# To do
Extract every record, keeping each one exactly as it is.
# start of Extracted entries
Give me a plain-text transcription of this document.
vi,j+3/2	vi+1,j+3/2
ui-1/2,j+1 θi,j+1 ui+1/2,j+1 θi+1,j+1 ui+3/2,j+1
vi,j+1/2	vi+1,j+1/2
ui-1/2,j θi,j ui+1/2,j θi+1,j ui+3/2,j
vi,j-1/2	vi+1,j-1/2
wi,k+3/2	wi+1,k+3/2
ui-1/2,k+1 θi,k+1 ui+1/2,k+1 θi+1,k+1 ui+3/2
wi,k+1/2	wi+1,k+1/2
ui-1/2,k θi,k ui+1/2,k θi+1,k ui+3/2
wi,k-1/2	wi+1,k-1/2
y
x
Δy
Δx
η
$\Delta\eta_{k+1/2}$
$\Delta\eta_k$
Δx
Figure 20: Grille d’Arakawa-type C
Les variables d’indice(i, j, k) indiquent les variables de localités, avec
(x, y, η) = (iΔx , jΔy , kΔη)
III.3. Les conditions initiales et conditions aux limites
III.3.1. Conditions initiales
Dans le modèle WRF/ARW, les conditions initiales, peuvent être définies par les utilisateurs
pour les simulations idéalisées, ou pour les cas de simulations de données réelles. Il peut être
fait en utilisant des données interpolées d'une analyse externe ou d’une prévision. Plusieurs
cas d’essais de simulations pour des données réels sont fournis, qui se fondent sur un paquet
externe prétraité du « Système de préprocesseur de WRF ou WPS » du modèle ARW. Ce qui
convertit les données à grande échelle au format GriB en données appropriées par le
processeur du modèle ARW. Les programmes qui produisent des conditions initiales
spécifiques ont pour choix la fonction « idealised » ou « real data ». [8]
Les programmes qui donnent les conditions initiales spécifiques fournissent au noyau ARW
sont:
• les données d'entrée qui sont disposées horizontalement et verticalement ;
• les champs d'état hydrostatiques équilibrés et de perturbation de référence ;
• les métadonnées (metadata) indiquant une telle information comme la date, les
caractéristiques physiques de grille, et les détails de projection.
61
# end of Extracted entries
# Task result
Give me a plain-text transcription of this document.
vi,j+3/2	vi+1,j+3/2
ui-1/2,j+1 θi,j+1 ui+1/2,j+1 θi+1,j+1 ui+3/2,j+1
vi,j+1/2	vi+1,j+1/2
ui-1/2,j θi,j ui+1/2,j θi+1,j ui+3/2,j
vi,j-1/2	vi+1,j-1/2
wi,k+3/2	wi+1,k+3/2
ui-1/2,k+1 θi,k+1 ui+1/2,k+1 θi+1,k+1 ui+3/2
wi,k+1/2	wi+1,k+1/2
ui-1/2,k θi,k ui+1/2,k θi+1,k ui+3/2
wi,k-1/2	wi+1,k-1/2
y
x
Δy
Δx
η
$\Delta\eta_{k+1/2}$
$\Delta\eta_k$
Δx
Figure 20: Grille d’Arakawa-type C
Les variables d’indice(i, j, k) indiquent les variables de localités, avec
(x, y, η) = (iΔx , jΔy , kΔη)
III.3. Les conditions initiales et conditions aux limites
III.3.1. Conditions initiales
Dans le modèle WRF/ARW, les conditions initiales, peuvent être définies par les utilisateurs
pour les simulations idéalisées, ou pour les cas de simulations de données réelles. Il peut être
fait en utilisant des données interpolées d'une analyse externe ou d’une prévision. Plusieurs
cas d’essais de simulations pour des données réels sont fournis, qui se fondent sur un paquet
externe prétraité du « Système de préprocesseur de WRF ou WPS » du modèle ARW. Ce qui
convertit les données à grande échelle au format GriB en données appropriées par le
processeur du modèle ARW. Les programmes qui produisent des conditions initiales
spécifiques ont pour choix la fonction « idealised » ou « real data ». [8]
Les programmes qui donnent les conditions initiales spécifiques fournissent au noyau ARW
sont:
• les données d'entrée qui sont disposées horizontalement et verticalement ;
• les champs d'état hydrostatiques équilibrés et de perturbation de référence ;
• les métadonnées (metadata) indiquant une telle information comme la date, les
caractéristiques physiques de grille, et les détails de projection.
61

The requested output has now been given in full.